**WHAT YOU WILL DO**
Note each line of the listing that contains the string "houses", and copy it.

── MATERIALS PROVIDED

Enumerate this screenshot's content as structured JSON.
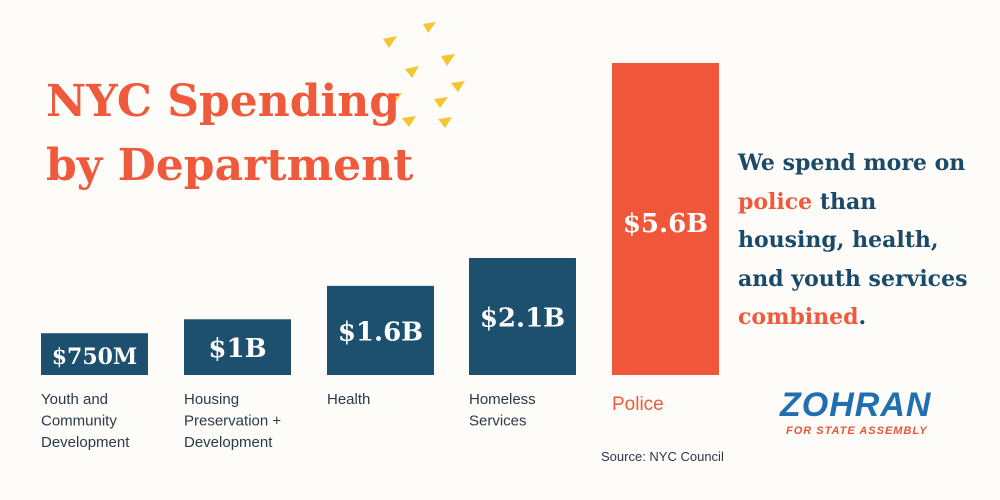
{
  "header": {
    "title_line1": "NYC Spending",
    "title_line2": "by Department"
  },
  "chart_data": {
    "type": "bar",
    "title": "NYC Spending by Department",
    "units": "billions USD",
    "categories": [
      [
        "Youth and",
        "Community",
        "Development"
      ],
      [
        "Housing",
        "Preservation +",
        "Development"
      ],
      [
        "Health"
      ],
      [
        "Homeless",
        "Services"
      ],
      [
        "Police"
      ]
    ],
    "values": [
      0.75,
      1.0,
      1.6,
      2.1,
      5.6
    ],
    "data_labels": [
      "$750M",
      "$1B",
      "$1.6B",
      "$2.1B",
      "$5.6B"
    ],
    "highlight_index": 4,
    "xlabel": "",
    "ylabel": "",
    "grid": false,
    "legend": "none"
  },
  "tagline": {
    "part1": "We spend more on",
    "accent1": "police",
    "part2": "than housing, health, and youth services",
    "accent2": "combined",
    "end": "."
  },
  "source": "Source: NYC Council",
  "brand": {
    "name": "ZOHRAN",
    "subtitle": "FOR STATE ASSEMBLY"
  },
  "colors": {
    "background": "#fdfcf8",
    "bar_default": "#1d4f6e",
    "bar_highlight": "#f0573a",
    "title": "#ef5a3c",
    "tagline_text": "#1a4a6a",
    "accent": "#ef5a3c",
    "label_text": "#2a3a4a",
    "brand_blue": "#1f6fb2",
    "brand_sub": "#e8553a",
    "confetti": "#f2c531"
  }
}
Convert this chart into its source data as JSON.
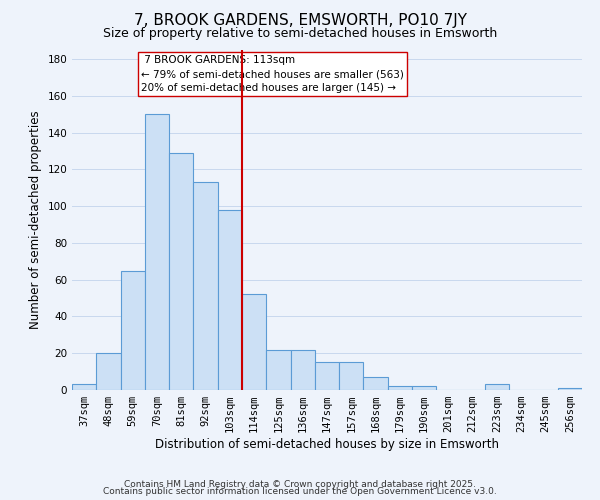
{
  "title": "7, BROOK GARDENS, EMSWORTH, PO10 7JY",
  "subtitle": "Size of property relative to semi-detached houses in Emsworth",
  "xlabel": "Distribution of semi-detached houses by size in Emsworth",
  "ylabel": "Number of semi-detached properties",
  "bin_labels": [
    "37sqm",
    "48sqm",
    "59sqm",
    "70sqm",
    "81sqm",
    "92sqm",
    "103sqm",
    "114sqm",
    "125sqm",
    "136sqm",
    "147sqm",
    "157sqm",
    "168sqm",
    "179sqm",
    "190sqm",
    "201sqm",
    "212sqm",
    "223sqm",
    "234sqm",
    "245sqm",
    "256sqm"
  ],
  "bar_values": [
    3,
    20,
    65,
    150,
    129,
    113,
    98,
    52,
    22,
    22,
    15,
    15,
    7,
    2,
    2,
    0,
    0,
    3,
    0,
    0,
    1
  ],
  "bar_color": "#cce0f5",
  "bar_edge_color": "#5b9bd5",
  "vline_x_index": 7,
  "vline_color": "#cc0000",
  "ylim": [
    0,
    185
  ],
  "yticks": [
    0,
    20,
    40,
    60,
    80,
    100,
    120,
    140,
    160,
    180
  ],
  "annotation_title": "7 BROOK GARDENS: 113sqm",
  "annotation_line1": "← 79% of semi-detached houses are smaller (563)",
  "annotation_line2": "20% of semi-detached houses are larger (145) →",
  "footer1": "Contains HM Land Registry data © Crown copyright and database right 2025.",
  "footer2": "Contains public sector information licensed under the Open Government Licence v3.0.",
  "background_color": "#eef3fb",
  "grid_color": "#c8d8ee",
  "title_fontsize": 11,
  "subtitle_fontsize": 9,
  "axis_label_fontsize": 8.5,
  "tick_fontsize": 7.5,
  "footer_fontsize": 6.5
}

────

**WORKED ANSWER**
  "subtitle": "Size of property relative to semi-detached houses in Emsworth",
  "xlabel": "Distribution of semi-detached houses by size in Emsworth",
  "annotation_line1": "← 79% of semi-detached houses are smaller (563)",
  "annotation_line2": "20% of semi-detached houses are larger (145) →",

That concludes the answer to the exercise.